** Start of PROVIDED RECORDS **
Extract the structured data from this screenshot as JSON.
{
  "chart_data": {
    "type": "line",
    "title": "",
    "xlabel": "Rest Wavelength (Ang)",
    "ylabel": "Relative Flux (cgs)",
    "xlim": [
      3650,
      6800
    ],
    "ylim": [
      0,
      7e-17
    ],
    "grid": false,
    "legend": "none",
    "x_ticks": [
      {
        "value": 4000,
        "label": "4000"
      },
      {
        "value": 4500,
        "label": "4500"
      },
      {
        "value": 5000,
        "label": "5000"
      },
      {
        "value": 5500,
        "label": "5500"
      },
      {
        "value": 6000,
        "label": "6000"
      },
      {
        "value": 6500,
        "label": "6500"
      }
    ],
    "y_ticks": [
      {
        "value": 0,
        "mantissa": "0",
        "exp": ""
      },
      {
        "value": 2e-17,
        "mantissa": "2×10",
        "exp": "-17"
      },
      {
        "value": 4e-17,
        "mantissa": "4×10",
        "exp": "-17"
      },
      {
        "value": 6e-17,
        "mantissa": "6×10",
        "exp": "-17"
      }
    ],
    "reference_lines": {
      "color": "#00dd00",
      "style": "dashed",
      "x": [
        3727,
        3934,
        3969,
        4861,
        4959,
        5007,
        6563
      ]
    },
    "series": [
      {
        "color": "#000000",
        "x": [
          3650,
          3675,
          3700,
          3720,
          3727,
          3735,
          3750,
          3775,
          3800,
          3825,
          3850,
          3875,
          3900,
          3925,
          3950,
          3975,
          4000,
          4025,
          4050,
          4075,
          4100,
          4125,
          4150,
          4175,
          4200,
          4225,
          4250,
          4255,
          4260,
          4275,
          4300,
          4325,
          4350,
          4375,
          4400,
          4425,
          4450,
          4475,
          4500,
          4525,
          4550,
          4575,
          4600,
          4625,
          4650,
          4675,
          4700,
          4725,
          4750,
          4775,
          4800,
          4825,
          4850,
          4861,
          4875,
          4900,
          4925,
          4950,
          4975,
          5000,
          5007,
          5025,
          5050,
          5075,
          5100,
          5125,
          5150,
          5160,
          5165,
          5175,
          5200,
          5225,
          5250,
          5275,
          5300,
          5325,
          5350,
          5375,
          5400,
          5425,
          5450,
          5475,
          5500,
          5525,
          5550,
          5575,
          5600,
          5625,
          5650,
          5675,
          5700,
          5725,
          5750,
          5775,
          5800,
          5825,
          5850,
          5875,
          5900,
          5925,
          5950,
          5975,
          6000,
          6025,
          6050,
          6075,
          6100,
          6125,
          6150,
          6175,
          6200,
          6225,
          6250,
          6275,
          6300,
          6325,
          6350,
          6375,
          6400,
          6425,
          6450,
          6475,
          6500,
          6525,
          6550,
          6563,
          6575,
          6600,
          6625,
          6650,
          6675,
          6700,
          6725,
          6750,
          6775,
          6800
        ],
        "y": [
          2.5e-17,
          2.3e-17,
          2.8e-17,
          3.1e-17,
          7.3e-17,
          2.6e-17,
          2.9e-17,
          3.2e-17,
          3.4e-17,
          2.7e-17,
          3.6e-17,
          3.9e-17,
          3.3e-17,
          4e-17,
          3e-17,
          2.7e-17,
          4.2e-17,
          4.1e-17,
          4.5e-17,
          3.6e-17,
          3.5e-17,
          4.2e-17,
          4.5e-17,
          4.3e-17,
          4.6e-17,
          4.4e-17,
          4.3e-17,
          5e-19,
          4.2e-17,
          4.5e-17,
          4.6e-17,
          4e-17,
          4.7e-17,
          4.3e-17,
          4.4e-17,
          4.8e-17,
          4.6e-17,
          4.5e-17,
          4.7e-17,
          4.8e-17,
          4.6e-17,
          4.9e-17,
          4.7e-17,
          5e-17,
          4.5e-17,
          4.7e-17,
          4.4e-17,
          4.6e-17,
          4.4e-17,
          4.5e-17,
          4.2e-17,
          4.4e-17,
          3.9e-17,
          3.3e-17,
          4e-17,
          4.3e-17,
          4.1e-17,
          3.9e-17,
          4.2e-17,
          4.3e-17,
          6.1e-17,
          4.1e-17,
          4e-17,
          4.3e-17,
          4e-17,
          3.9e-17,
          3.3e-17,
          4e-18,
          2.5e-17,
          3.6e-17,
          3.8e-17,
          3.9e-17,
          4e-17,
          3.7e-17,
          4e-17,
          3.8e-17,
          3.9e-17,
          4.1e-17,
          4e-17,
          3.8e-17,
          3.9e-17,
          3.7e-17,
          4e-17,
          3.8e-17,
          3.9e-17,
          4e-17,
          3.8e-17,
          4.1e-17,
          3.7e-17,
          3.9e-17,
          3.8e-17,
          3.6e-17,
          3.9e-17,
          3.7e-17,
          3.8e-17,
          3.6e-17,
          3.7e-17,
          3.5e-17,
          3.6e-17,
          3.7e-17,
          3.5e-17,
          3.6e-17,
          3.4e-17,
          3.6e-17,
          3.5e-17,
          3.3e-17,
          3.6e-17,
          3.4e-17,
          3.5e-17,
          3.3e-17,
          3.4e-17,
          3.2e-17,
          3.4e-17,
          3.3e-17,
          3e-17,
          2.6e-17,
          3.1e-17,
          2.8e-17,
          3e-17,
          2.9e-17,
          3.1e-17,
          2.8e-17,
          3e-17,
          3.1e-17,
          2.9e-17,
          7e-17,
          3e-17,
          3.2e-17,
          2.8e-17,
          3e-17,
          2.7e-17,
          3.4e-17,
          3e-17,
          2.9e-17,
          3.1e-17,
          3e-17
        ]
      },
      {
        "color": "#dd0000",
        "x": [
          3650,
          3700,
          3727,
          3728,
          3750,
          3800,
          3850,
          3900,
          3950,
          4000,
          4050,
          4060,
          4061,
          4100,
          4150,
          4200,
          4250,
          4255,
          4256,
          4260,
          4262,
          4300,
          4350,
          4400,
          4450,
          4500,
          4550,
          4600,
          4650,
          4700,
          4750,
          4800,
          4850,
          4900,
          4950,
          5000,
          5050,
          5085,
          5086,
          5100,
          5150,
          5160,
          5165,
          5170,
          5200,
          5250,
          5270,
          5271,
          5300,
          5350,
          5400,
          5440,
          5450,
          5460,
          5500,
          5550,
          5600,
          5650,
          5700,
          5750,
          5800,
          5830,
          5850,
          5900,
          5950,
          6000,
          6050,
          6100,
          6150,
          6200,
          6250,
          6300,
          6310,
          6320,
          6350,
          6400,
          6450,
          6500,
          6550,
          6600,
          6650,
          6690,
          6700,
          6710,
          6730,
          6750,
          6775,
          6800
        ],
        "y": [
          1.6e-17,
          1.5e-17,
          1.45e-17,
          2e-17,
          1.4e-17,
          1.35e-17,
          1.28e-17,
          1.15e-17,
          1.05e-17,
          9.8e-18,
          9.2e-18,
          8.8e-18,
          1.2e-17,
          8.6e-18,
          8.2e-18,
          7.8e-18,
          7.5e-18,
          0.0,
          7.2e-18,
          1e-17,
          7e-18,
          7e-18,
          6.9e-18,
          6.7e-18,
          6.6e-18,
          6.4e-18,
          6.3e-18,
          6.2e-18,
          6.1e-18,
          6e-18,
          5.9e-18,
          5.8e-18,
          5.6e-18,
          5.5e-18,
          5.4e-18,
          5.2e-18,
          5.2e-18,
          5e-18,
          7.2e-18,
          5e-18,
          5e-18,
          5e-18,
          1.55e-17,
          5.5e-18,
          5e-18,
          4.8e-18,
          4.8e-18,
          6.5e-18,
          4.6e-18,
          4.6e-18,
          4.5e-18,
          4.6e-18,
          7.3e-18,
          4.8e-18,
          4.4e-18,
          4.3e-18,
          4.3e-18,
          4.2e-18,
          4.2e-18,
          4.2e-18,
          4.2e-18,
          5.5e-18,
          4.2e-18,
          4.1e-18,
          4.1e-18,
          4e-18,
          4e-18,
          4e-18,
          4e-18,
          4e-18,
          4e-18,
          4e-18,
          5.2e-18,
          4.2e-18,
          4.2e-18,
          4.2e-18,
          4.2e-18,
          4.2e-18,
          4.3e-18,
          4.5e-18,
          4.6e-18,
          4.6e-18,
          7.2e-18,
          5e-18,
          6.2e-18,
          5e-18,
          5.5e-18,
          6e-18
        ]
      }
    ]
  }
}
** End of PROVIDED RECORDS **
— WORK TO COMPLETE —
From the entries above, extract every line where the word "value" appears.

— SOLUTION TO THE EXERCISE —
        "value": 4000,
        "value": 4500,
        "value": 5000,
        "value": 5500,
        "value": 6000,
        "value": 6500,
        "value": 0,
        "value": 2e-17,
        "value": 4e-17,
        "value": 6e-17,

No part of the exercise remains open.